[BEGIN]
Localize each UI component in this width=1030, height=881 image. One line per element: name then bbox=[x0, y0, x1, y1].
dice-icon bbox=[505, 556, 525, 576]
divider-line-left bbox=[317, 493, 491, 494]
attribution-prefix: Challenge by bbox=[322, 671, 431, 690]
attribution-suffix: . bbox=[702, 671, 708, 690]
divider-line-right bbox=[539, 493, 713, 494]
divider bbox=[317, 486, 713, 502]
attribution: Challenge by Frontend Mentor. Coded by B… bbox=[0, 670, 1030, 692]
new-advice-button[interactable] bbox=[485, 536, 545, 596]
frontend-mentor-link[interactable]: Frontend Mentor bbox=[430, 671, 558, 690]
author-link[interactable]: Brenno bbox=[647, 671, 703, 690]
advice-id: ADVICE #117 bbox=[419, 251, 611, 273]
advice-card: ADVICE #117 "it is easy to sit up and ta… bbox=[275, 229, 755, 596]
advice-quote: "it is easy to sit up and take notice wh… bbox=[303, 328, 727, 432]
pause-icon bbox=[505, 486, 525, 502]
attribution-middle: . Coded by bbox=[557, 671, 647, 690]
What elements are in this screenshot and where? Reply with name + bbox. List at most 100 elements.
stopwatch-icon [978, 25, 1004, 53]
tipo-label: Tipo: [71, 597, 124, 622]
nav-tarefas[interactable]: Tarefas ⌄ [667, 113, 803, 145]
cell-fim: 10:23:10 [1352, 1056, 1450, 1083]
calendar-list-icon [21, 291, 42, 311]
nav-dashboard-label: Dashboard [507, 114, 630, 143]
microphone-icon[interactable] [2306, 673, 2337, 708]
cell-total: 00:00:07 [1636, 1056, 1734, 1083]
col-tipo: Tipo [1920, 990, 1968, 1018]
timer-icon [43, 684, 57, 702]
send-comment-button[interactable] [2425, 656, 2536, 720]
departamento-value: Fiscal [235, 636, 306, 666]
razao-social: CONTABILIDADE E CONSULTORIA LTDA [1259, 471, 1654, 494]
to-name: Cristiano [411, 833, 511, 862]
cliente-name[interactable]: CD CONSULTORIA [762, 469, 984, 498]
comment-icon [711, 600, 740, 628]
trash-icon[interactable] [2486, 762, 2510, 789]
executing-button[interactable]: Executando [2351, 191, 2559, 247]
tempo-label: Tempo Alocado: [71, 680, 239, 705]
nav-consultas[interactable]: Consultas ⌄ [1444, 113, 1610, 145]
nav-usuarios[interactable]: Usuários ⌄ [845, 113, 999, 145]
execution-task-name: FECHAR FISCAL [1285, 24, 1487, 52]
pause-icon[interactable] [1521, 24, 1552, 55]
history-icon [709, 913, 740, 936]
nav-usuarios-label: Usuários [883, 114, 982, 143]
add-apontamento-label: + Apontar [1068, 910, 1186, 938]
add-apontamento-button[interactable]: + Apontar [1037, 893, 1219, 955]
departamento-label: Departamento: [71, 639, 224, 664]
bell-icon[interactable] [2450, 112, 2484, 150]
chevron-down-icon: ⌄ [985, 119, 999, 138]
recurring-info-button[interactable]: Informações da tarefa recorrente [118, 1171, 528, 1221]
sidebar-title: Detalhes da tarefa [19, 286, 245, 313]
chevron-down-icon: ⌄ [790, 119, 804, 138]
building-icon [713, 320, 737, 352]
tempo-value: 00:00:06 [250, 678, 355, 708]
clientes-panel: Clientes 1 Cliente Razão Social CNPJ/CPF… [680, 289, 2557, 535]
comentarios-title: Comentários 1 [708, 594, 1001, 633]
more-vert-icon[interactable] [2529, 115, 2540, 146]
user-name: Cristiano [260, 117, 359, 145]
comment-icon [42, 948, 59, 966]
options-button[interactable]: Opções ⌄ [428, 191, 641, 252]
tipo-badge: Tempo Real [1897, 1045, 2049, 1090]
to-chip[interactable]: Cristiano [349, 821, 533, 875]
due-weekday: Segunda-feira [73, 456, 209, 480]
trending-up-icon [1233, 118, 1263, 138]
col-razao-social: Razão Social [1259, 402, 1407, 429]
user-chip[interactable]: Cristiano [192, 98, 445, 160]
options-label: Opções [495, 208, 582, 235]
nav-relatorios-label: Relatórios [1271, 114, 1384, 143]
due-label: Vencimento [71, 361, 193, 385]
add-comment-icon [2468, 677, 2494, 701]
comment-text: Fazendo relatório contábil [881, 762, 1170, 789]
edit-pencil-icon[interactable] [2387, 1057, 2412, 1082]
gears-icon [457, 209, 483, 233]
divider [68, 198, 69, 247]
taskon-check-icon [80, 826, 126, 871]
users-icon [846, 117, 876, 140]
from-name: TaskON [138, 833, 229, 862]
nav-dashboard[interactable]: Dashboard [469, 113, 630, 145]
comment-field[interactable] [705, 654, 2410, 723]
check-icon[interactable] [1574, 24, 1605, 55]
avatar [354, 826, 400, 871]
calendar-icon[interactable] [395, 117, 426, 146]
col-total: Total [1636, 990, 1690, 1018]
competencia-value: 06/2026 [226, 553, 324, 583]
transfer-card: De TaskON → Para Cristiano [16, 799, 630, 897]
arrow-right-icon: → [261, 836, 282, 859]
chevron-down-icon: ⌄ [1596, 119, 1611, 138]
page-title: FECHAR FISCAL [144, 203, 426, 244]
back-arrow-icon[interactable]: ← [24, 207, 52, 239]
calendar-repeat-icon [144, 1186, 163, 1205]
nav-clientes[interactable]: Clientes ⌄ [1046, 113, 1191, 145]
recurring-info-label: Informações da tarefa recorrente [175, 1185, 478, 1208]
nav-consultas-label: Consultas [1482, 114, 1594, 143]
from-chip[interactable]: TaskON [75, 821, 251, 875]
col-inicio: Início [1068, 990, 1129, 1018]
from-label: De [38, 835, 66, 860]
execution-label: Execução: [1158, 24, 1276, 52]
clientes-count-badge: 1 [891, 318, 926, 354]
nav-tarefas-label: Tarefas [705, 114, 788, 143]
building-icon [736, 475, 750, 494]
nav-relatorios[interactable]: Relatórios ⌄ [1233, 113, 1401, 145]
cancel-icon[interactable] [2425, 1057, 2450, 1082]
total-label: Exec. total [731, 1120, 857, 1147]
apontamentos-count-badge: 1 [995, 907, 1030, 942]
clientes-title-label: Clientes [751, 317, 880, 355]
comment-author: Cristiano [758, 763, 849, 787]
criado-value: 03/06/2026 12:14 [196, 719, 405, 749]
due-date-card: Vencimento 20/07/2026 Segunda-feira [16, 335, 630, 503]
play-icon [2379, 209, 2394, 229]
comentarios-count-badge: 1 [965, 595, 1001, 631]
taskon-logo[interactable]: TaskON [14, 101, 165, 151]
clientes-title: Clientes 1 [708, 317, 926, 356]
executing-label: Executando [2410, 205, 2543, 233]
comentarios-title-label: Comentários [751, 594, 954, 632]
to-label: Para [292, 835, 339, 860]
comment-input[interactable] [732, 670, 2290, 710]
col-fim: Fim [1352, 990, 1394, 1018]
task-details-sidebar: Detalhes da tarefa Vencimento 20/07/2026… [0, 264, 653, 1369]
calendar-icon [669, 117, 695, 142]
[END]
● Exercise prompt:
Reproduce every line of the items above, character for character, from the first line through the last.

● Task result:
Localize each UI component in this width=1030, height=881 image. One line per element: name then bbox=[x0, y0, x1, y1].
dice-icon bbox=[505, 556, 525, 576]
divider-line-left bbox=[317, 493, 491, 494]
attribution-prefix: Challenge by bbox=[322, 671, 431, 690]
attribution-suffix: . bbox=[702, 671, 708, 690]
divider-line-right bbox=[539, 493, 713, 494]
divider bbox=[317, 486, 713, 502]
attribution: Challenge by Frontend Mentor. Coded by B… bbox=[0, 670, 1030, 692]
new-advice-button[interactable] bbox=[485, 536, 545, 596]
frontend-mentor-link[interactable]: Frontend Mentor bbox=[430, 671, 558, 690]
author-link[interactable]: Brenno bbox=[647, 671, 703, 690]
advice-id: ADVICE #117 bbox=[419, 251, 611, 273]
advice-card: ADVICE #117 "it is easy to sit up and ta… bbox=[275, 229, 755, 596]
advice-quote: "it is easy to sit up and take notice wh… bbox=[303, 328, 727, 432]
pause-icon bbox=[505, 486, 525, 502]
attribution-middle: . Coded by bbox=[557, 671, 647, 690]
What elements are in this screenshot and where? Reply with name + bbox. List at most 100 elements.
stopwatch-icon [978, 25, 1004, 53]
tipo-label: Tipo: [71, 597, 124, 622]
nav-tarefas[interactable]: Tarefas ⌄ [667, 113, 803, 145]
cell-fim: 10:23:10 [1352, 1056, 1450, 1083]
calendar-list-icon [21, 291, 42, 311]
nav-dashboard-label: Dashboard [507, 114, 630, 143]
microphone-icon[interactable] [2306, 673, 2337, 708]
cell-total: 00:00:07 [1636, 1056, 1734, 1083]
col-tipo: Tipo [1920, 990, 1968, 1018]
timer-icon [43, 684, 57, 702]
send-comment-button[interactable] [2425, 656, 2536, 720]
departamento-value: Fiscal [235, 636, 306, 666]
razao-social: CONTABILIDADE E CONSULTORIA LTDA [1259, 471, 1654, 494]
to-name: Cristiano [411, 833, 511, 862]
cliente-name[interactable]: CD CONSULTORIA [762, 469, 984, 498]
comment-icon [711, 600, 740, 628]
trash-icon[interactable] [2486, 762, 2510, 789]
executing-button[interactable]: Executando [2351, 191, 2559, 247]
tempo-label: Tempo Alocado: [71, 680, 239, 705]
nav-consultas[interactable]: Consultas ⌄ [1444, 113, 1610, 145]
nav-usuarios[interactable]: Usuários ⌄ [845, 113, 999, 145]
execution-task-name: FECHAR FISCAL [1285, 24, 1487, 52]
pause-icon[interactable] [1521, 24, 1552, 55]
history-icon [709, 913, 740, 936]
nav-usuarios-label: Usuários [883, 114, 982, 143]
add-apontamento-label: + Apontar [1068, 910, 1186, 938]
add-apontamento-button[interactable]: + Apontar [1037, 893, 1219, 955]
departamento-label: Departamento: [71, 639, 224, 664]
bell-icon[interactable] [2450, 112, 2484, 150]
chevron-down-icon: ⌄ [985, 119, 999, 138]
recurring-info-button[interactable]: Informações da tarefa recorrente [118, 1171, 528, 1221]
sidebar-title: Detalhes da tarefa [19, 286, 245, 313]
chevron-down-icon: ⌄ [790, 119, 804, 138]
building-icon [713, 320, 737, 352]
tempo-value: 00:00:06 [250, 678, 355, 708]
clientes-panel: Clientes 1 Cliente Razão Social CNPJ/CPF… [680, 289, 2557, 535]
comentarios-title: Comentários 1 [708, 594, 1001, 633]
more-vert-icon[interactable] [2529, 115, 2540, 146]
user-name: Cristiano [260, 117, 359, 145]
comment-icon [42, 948, 59, 966]
options-button[interactable]: Opções ⌄ [428, 191, 641, 252]
tipo-badge: Tempo Real [1897, 1045, 2049, 1090]
to-chip[interactable]: Cristiano [349, 821, 533, 875]
due-weekday: Segunda-feira [73, 456, 209, 480]
trending-up-icon [1233, 118, 1263, 138]
col-razao-social: Razão Social [1259, 402, 1407, 429]
user-chip[interactable]: Cristiano [192, 98, 445, 160]
options-label: Opções [495, 208, 582, 235]
nav-relatorios-label: Relatórios [1271, 114, 1384, 143]
due-label: Vencimento [71, 361, 193, 385]
add-comment-icon [2468, 677, 2494, 701]
comment-text: Fazendo relatório contábil [881, 762, 1170, 789]
edit-pencil-icon[interactable] [2387, 1057, 2412, 1082]
gears-icon [457, 209, 483, 233]
divider [68, 198, 69, 247]
taskon-check-icon [80, 826, 126, 871]
users-icon [846, 117, 876, 140]
from-name: TaskON [138, 833, 229, 862]
nav-dashboard[interactable]: Dashboard [469, 113, 630, 145]
comment-field[interactable] [705, 654, 2410, 723]
check-icon[interactable] [1574, 24, 1605, 55]
avatar [354, 826, 400, 871]
calendar-icon[interactable] [395, 117, 426, 146]
col-total: Total [1636, 990, 1690, 1018]
competencia-value: 06/2026 [226, 553, 324, 583]
transfer-card: De TaskON → Para Cristiano [16, 799, 630, 897]
arrow-right-icon: → [261, 836, 282, 859]
chevron-down-icon: ⌄ [1596, 119, 1611, 138]
page-title: FECHAR FISCAL [144, 203, 426, 244]
back-arrow-icon[interactable]: ← [24, 207, 52, 239]
calendar-repeat-icon [144, 1186, 163, 1205]
nav-clientes[interactable]: Clientes ⌄ [1046, 113, 1191, 145]
recurring-info-label: Informações da tarefa recorrente [175, 1185, 478, 1208]
nav-consultas-label: Consultas [1482, 114, 1594, 143]
from-chip[interactable]: TaskON [75, 821, 251, 875]
col-inicio: Início [1068, 990, 1129, 1018]
from-label: De [38, 835, 66, 860]
execution-label: Execução: [1158, 24, 1276, 52]
clientes-count-badge: 1 [891, 318, 926, 354]
nav-tarefas-label: Tarefas [705, 114, 788, 143]
building-icon [736, 475, 750, 494]
nav-relatorios[interactable]: Relatórios ⌄ [1233, 113, 1401, 145]
cancel-icon[interactable] [2425, 1057, 2450, 1082]
total-label: Exec. total [731, 1120, 857, 1147]
apontamentos-count-badge: 1 [995, 907, 1030, 942]
clientes-title-label: Clientes [751, 317, 880, 355]
comment-author: Cristiano [758, 763, 849, 787]
criado-value: 03/06/2026 12:14 [196, 719, 405, 749]
due-date-card: Vencimento 20/07/2026 Segunda-feira [16, 335, 630, 503]
play-icon [2379, 209, 2394, 229]
comentarios-count-badge: 1 [965, 595, 1001, 631]
taskon-logo[interactable]: TaskON [14, 101, 165, 151]
clientes-title: Clientes 1 [708, 317, 926, 356]
executing-label: Executando [2410, 205, 2543, 233]
comentarios-title-label: Comentários [751, 594, 954, 632]
to-label: Para [292, 835, 339, 860]
comment-input[interactable] [732, 670, 2290, 710]
col-fim: Fim [1352, 990, 1394, 1018]
task-details-sidebar: Detalhes da tarefa Vencimento 20/07/2026… [0, 264, 653, 1369]
calendar-icon [669, 117, 695, 142]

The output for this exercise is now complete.